### DIRECTIONS:
Your answer should be a single number: the count of lines containing "marker".

— Start MATERIAL SUPPLIED —

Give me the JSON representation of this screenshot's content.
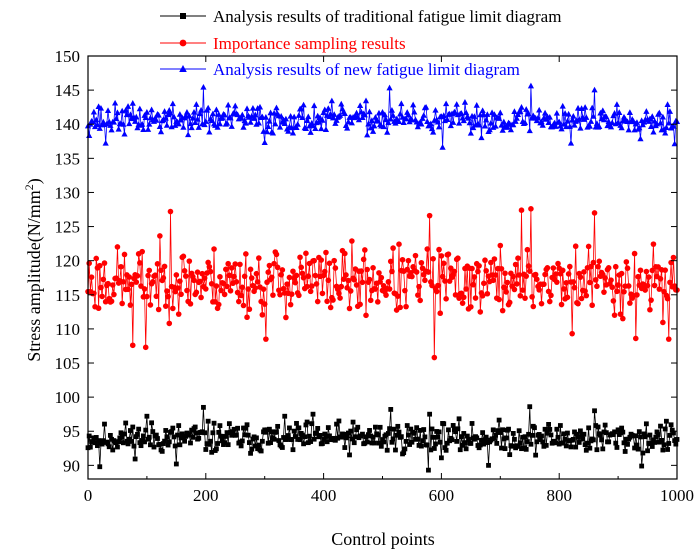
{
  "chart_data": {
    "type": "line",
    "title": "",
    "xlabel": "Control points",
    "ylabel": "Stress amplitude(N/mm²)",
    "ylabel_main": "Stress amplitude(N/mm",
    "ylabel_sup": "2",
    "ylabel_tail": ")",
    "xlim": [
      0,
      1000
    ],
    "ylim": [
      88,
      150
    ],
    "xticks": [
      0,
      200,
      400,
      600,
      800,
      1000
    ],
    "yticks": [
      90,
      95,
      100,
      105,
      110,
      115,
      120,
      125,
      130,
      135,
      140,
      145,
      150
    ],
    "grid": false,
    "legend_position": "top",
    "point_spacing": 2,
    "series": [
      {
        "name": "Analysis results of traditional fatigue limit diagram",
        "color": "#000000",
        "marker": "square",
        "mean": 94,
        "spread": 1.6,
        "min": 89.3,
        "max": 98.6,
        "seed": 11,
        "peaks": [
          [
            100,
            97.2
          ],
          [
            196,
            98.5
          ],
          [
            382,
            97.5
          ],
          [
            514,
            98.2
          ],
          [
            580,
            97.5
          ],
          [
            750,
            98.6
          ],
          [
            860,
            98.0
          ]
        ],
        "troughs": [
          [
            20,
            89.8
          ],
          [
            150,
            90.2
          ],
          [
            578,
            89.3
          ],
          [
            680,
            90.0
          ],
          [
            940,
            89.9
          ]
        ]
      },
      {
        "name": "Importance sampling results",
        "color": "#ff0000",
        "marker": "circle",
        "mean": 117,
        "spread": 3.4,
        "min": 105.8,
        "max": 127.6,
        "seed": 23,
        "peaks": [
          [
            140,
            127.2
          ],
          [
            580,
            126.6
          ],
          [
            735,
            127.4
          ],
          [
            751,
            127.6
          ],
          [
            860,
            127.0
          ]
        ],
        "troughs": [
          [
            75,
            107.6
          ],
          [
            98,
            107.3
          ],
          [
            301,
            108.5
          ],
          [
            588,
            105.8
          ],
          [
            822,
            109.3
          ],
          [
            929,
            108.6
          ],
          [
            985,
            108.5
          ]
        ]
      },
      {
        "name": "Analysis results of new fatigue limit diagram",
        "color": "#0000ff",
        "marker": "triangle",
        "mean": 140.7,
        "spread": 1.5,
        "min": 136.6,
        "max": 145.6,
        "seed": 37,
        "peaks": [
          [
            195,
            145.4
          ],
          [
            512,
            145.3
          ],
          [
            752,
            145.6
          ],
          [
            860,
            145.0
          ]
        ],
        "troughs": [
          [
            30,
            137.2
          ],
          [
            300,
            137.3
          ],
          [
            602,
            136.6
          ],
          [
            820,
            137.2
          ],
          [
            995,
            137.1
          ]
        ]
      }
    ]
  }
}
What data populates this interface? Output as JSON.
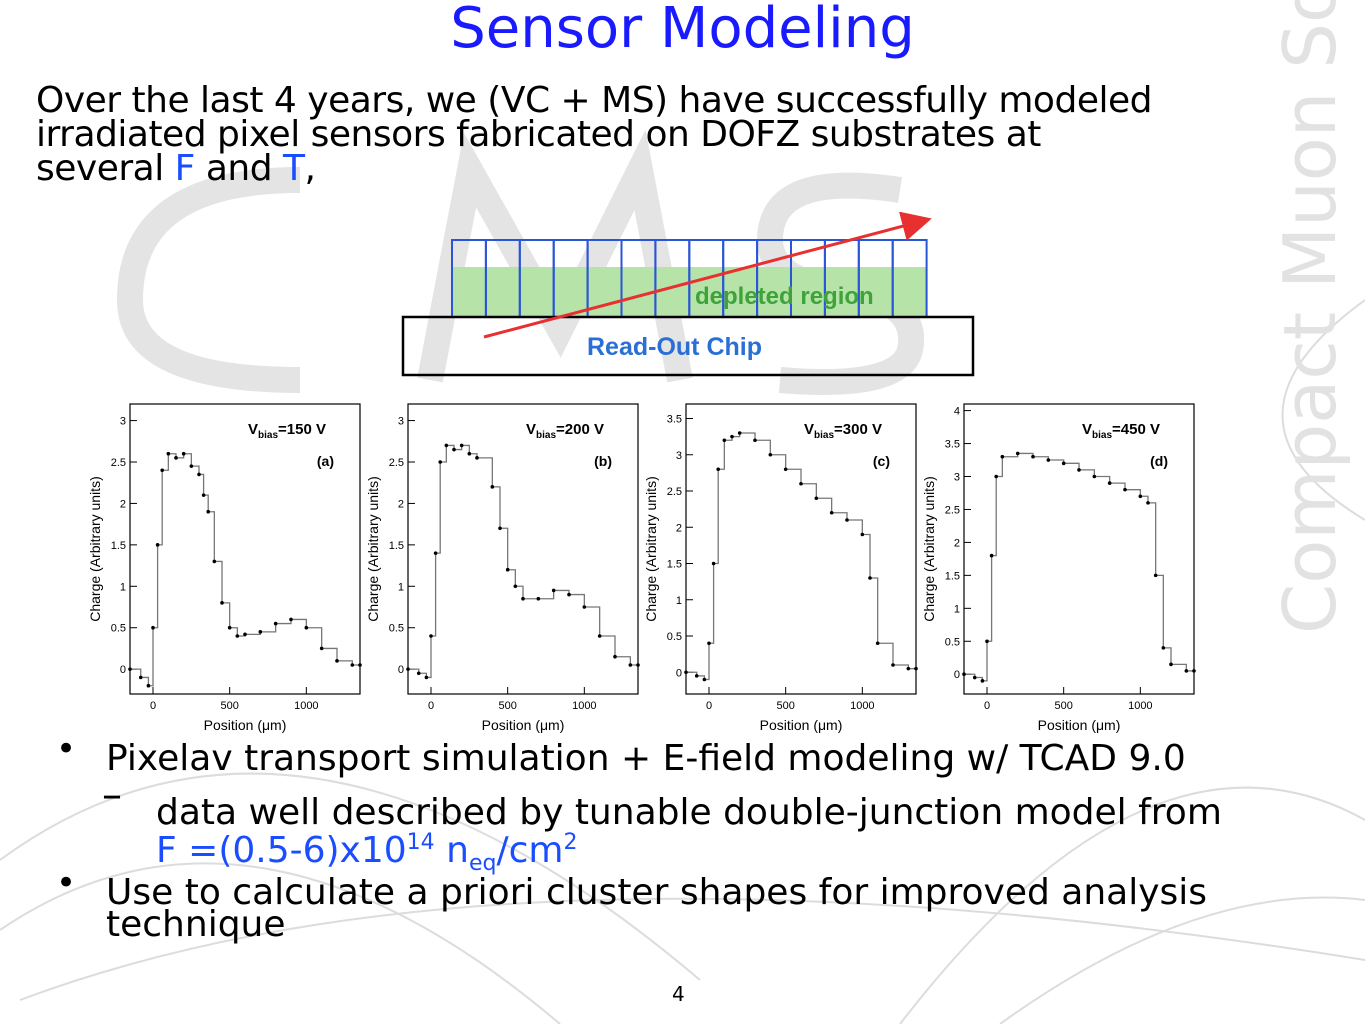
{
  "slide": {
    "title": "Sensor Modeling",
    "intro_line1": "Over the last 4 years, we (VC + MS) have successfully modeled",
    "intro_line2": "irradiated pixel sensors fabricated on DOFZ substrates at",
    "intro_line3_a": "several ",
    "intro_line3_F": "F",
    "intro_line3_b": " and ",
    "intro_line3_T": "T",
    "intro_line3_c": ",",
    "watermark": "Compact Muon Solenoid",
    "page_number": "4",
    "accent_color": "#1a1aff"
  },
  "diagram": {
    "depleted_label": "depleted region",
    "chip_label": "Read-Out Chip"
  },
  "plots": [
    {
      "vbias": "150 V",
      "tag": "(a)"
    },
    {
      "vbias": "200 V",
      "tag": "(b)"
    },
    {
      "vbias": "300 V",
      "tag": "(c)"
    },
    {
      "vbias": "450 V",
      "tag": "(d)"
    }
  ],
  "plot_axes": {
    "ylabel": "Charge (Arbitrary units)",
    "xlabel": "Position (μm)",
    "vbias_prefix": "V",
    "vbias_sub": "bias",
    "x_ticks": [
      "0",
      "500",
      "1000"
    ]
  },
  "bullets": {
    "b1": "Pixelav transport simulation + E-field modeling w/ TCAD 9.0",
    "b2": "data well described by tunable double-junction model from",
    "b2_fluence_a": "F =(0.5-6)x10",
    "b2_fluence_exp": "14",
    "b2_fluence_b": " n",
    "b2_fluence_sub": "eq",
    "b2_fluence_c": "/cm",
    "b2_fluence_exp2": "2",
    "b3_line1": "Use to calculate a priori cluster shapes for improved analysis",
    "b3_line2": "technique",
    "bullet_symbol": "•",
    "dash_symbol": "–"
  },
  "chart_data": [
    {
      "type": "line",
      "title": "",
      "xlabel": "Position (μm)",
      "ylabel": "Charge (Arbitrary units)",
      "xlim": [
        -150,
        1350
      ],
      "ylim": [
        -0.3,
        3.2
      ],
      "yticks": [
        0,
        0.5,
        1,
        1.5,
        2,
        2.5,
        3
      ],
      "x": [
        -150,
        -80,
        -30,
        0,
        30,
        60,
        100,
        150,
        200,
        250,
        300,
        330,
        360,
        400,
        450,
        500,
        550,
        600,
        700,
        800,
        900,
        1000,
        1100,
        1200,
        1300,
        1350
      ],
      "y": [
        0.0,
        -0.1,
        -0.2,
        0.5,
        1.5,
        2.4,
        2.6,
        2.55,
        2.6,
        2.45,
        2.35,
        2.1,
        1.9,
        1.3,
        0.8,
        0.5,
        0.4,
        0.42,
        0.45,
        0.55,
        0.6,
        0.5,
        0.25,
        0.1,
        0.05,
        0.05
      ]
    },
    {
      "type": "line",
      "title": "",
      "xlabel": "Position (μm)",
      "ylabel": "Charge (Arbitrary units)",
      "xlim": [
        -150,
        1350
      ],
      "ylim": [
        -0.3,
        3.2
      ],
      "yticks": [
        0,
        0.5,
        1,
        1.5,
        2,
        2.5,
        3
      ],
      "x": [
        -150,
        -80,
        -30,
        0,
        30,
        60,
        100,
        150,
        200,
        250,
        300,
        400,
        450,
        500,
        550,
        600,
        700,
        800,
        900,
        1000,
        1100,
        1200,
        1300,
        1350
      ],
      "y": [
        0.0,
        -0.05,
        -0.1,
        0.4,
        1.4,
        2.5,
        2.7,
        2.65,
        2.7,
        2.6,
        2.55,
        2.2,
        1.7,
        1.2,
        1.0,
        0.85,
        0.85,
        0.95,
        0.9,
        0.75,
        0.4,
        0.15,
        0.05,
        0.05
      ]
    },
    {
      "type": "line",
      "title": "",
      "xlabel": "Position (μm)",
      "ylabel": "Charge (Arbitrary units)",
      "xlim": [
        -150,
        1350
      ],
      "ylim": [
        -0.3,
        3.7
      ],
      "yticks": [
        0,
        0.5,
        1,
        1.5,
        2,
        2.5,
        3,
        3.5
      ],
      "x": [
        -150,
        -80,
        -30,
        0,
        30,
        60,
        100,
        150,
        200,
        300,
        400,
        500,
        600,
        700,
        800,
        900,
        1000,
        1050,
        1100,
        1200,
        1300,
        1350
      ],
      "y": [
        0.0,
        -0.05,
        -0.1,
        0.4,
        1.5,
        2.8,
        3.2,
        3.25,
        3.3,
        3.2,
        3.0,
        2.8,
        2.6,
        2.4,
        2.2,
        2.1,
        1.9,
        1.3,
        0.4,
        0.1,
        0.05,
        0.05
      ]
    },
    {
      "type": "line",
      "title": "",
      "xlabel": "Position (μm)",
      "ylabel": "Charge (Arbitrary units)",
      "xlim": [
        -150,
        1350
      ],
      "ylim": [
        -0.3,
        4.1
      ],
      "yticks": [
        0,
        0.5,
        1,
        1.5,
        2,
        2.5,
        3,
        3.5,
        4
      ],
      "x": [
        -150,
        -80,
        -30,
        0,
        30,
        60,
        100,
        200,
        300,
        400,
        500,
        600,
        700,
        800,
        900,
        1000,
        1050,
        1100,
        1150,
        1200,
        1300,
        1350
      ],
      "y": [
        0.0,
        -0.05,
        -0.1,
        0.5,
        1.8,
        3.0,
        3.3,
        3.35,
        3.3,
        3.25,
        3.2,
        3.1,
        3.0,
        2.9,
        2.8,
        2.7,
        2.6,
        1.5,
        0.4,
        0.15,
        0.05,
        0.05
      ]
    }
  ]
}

— End MATERIAL SUPPLIED —

### ANSWER TO THE TASK:
3